▶ _To do_: Make an exact copy of the lines, leaving the pictures out.

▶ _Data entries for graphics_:
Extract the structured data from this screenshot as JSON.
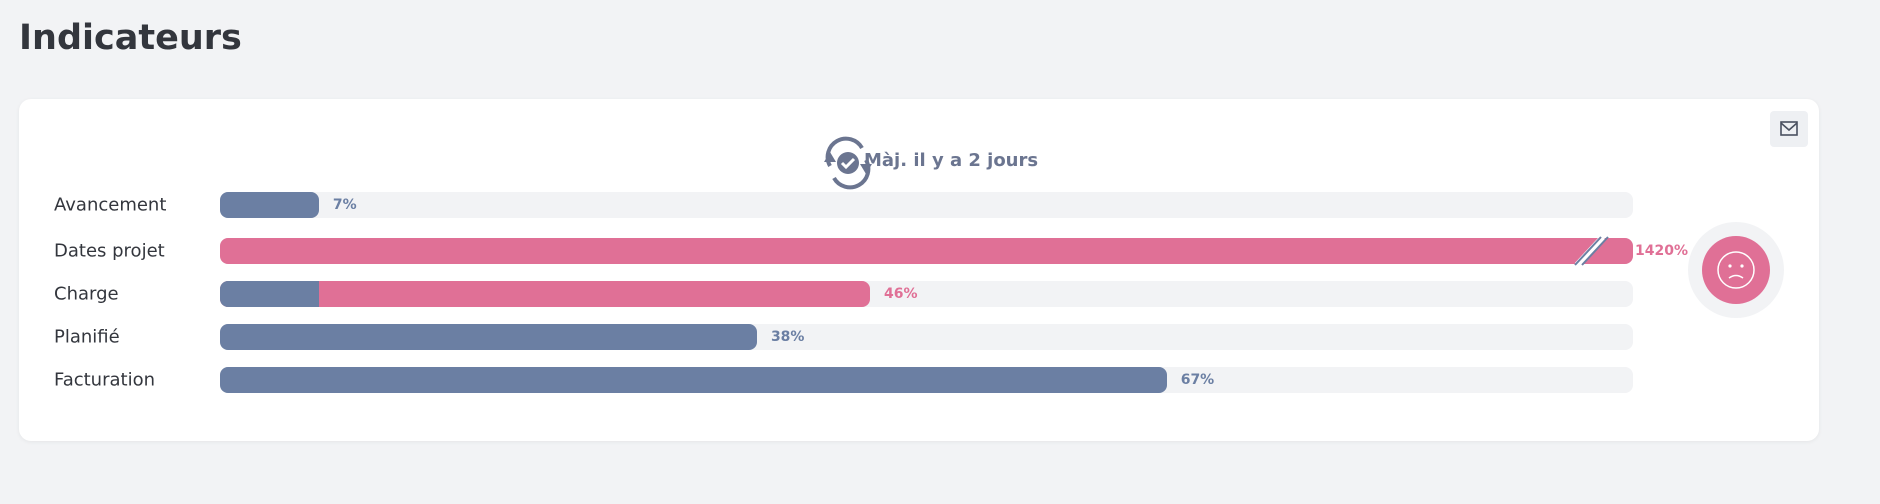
{
  "header": {
    "title": "Indicateurs"
  },
  "card": {
    "updated": "Màj. il y a 2 jours"
  },
  "chart_data": {
    "type": "bar",
    "categories": [
      "Avancement",
      "Dates projet",
      "Charge",
      "Planifié",
      "Facturation"
    ],
    "values": [
      7,
      1420,
      46,
      38,
      67
    ],
    "value_labels": [
      "7%",
      "1420%",
      "46%",
      "38%",
      "67%"
    ],
    "colors": [
      "#6b7fa3",
      "#e07096",
      "#e07096",
      "#6b7fa3",
      "#6b7fa3"
    ],
    "base_values": [
      null,
      null,
      7,
      null,
      null
    ],
    "base_color": "#6b7fa3",
    "xlim": [
      0,
      100
    ]
  }
}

▶ _Answer to this task_:
Extract the structured data from this screenshot as JSON.
{
  "header": {
    "title": "Indicateurs"
  },
  "card": {
    "updated": "Màj. il y a 2 jours"
  },
  "chart_data": {
    "type": "bar",
    "categories": [
      "Avancement",
      "Dates projet",
      "Charge",
      "Planifié",
      "Facturation"
    ],
    "values": [
      7,
      1420,
      46,
      38,
      67
    ],
    "value_labels": [
      "7%",
      "1420%",
      "46%",
      "38%",
      "67%"
    ],
    "colors": [
      "#6b7fa3",
      "#e07096",
      "#e07096",
      "#6b7fa3",
      "#6b7fa3"
    ],
    "base_values": [
      null,
      null,
      7,
      null,
      null
    ],
    "base_color": "#6b7fa3",
    "xlim": [
      0,
      100
    ]
  }
}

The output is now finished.